Filter the entries that follow, copying every line in which the word "Open" appears.

-.-.-

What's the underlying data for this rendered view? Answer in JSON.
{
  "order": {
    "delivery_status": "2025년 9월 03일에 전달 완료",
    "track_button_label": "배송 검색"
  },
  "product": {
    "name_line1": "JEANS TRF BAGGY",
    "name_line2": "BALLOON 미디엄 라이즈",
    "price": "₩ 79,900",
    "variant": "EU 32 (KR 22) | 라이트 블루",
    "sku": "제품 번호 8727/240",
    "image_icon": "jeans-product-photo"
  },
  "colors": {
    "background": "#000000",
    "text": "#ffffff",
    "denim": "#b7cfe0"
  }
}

-.-.-

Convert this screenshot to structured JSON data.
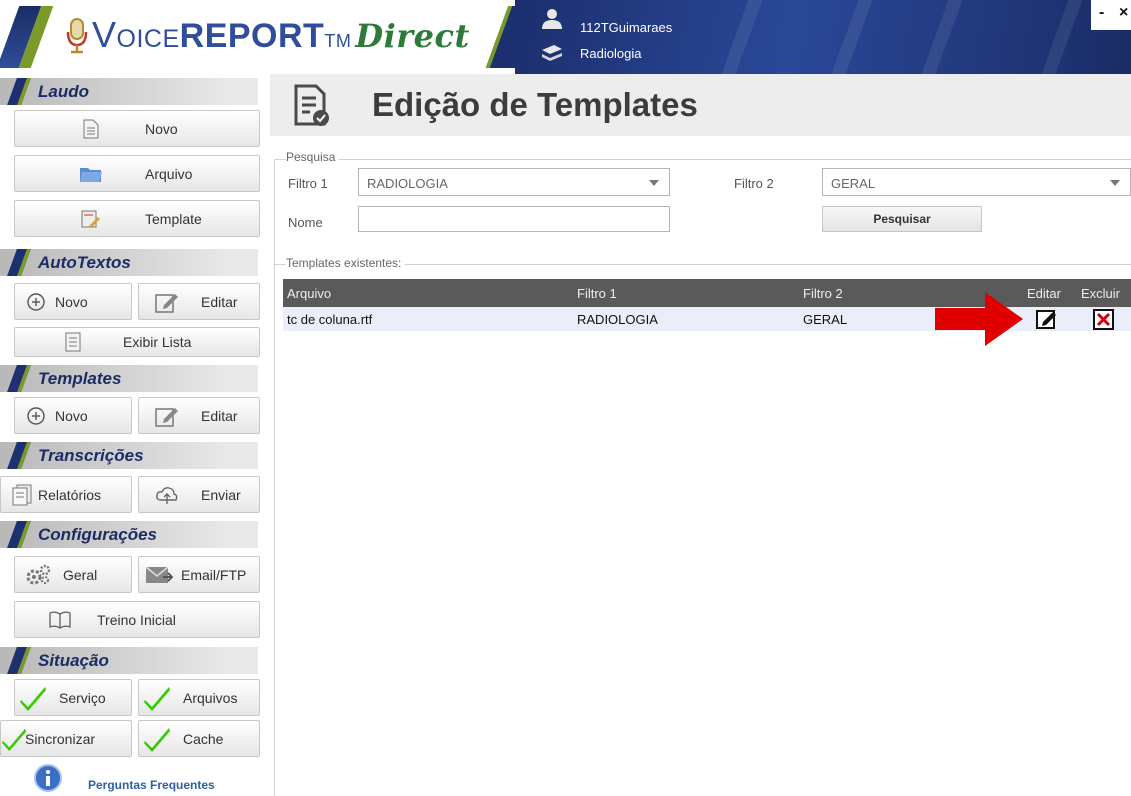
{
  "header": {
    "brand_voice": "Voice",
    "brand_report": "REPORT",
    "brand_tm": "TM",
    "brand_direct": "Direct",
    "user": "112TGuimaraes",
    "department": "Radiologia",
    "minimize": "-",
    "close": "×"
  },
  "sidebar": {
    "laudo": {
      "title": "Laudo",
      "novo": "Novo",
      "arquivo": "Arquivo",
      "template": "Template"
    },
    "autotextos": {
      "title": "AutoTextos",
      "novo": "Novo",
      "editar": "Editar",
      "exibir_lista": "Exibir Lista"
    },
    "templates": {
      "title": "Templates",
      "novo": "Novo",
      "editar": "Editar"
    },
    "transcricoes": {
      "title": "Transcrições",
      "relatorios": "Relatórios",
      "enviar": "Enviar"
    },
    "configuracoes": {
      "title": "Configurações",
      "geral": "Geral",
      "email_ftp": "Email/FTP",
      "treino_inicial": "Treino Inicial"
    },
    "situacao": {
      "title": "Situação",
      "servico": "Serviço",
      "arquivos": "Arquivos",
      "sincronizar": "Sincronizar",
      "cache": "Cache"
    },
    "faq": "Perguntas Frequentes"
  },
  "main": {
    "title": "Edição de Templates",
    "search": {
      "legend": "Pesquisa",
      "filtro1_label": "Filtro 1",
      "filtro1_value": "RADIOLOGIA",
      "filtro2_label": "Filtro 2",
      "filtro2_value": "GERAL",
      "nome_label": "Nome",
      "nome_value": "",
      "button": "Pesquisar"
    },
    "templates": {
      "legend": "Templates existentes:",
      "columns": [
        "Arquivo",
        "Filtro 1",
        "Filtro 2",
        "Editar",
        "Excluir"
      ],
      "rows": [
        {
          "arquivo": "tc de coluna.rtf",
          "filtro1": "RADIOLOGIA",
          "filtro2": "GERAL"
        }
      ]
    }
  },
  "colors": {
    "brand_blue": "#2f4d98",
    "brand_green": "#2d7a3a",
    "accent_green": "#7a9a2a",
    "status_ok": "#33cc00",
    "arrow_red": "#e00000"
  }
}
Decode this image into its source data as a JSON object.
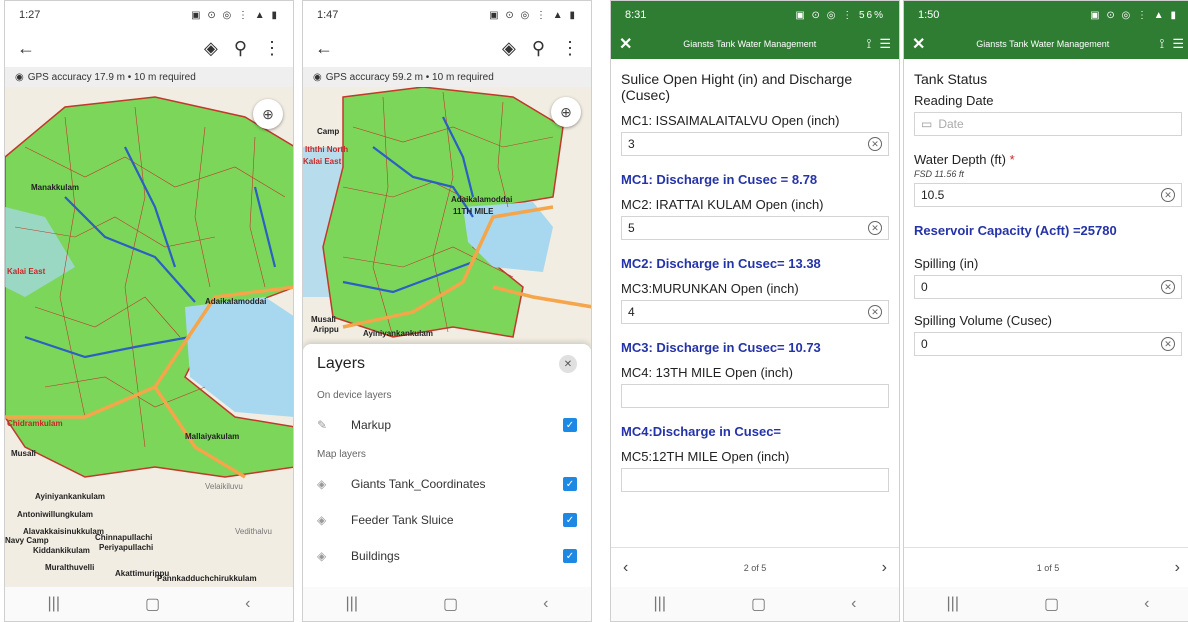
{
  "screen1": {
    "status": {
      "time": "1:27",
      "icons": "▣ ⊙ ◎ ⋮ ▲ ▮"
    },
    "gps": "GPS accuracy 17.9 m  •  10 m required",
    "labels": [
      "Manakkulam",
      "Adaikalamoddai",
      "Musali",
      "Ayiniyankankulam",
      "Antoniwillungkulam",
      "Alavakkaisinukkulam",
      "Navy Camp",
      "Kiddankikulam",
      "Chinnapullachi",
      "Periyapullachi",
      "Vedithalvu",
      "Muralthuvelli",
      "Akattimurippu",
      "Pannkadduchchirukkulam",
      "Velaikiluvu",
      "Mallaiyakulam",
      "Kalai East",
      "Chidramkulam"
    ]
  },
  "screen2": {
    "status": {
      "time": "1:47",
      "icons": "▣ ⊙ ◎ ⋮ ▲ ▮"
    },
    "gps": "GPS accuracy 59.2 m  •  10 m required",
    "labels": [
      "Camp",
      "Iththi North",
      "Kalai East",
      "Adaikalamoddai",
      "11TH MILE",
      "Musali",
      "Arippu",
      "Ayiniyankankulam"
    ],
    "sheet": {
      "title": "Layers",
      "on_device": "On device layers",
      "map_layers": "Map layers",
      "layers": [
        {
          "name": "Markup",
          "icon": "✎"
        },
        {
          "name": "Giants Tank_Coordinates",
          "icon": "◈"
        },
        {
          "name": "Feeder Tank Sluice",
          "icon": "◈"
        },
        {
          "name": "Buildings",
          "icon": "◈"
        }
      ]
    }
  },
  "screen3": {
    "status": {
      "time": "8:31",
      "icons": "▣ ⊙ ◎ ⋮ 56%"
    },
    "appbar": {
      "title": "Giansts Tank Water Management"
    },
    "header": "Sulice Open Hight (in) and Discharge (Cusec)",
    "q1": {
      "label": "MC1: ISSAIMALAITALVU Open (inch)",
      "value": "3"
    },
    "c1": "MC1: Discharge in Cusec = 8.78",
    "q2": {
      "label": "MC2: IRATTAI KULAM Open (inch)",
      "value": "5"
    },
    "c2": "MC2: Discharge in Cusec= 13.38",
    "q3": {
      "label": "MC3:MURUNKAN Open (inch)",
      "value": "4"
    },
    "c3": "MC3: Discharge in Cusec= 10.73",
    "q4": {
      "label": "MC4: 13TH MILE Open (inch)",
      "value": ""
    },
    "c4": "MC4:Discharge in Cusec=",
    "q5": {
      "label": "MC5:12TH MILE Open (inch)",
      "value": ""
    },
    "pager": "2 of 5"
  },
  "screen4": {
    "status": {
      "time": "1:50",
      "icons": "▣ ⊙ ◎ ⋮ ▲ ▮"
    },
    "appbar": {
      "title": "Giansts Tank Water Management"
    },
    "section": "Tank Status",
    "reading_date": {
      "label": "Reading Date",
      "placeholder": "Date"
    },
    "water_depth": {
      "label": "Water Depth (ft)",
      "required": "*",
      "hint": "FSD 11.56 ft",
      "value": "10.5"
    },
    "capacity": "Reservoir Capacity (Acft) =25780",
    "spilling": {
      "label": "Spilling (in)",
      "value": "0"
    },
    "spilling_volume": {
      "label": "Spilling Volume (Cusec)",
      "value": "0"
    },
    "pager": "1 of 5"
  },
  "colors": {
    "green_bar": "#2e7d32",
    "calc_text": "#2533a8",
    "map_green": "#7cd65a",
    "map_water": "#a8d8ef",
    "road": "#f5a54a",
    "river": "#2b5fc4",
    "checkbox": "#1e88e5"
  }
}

-.-.-

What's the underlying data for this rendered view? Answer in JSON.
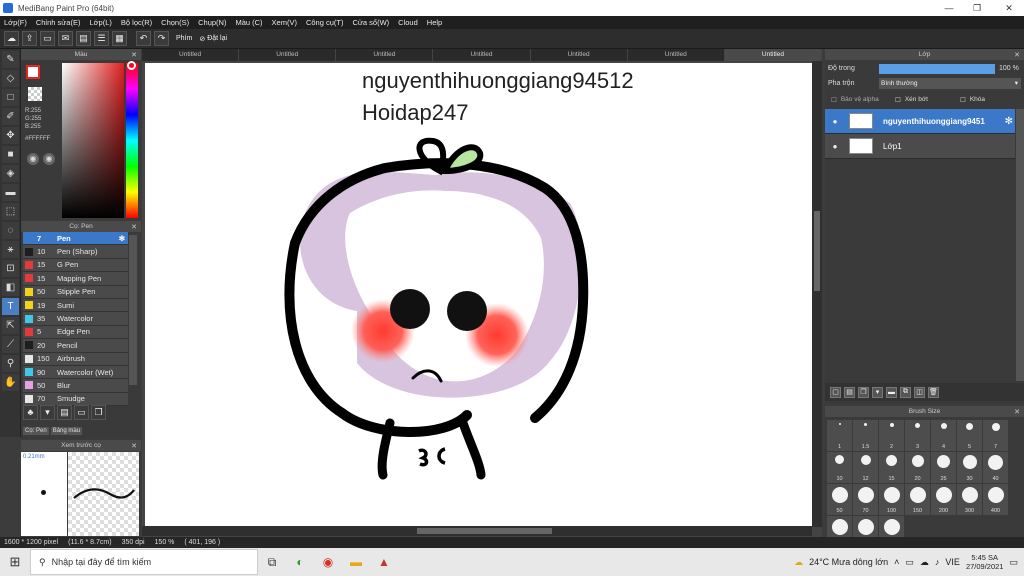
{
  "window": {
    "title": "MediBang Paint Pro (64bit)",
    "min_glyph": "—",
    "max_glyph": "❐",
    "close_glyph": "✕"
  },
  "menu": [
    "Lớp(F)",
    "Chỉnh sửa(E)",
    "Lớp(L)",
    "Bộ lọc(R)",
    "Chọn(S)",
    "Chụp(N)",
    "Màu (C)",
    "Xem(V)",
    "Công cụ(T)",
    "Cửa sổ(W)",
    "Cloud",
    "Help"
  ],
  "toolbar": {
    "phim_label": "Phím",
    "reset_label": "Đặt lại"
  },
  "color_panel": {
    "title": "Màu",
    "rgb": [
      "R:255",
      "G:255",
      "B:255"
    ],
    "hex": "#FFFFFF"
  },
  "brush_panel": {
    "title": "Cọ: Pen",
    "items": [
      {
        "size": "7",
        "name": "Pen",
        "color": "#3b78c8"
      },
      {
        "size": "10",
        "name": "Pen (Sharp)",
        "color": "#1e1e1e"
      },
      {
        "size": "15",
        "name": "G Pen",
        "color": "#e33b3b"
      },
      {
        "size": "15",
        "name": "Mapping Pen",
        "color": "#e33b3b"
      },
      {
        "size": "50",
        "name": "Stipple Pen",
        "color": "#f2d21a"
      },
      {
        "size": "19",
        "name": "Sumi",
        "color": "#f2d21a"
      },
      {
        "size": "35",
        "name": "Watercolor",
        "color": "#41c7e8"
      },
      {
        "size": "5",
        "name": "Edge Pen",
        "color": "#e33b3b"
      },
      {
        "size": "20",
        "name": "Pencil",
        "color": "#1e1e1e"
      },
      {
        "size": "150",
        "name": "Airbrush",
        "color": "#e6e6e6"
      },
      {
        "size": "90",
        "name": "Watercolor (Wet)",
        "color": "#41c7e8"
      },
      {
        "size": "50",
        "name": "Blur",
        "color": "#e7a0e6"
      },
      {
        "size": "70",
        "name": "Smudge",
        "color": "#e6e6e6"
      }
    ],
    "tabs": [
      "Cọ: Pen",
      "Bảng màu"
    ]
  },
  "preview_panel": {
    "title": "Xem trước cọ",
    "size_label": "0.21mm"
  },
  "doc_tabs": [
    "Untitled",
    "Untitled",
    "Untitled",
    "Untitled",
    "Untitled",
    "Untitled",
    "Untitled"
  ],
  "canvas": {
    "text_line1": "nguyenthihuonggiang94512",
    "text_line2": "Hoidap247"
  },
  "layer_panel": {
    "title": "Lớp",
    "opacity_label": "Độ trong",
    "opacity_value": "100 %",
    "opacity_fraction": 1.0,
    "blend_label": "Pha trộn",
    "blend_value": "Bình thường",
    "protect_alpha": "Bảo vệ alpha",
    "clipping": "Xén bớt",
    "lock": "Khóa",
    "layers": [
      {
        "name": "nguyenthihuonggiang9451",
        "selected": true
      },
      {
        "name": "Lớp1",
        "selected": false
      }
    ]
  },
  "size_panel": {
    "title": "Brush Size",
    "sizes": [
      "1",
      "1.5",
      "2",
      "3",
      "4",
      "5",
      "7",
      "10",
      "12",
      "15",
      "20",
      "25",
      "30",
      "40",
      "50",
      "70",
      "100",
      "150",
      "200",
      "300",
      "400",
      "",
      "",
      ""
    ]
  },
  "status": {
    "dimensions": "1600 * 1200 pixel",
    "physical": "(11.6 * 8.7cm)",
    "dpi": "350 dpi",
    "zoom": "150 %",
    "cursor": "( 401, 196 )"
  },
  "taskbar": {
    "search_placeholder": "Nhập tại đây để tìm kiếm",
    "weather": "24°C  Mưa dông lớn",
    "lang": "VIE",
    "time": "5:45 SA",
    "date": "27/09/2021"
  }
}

-.-.-

**Full output:**
    "header": "Sulice Open Hight (in) and Discharge (Cusec)",
      "label": "MC1: ISSAIMALAITALVU Open (inch)",
      "label": "MC2: IRATTAI KULAM Open (inch)",
      "label": "MC3:MURUNKAN Open (inch)",
      "label": "MC4: 13TH MILE Open (inch)",
      "label": "MC5:12TH MILE Open (inch)",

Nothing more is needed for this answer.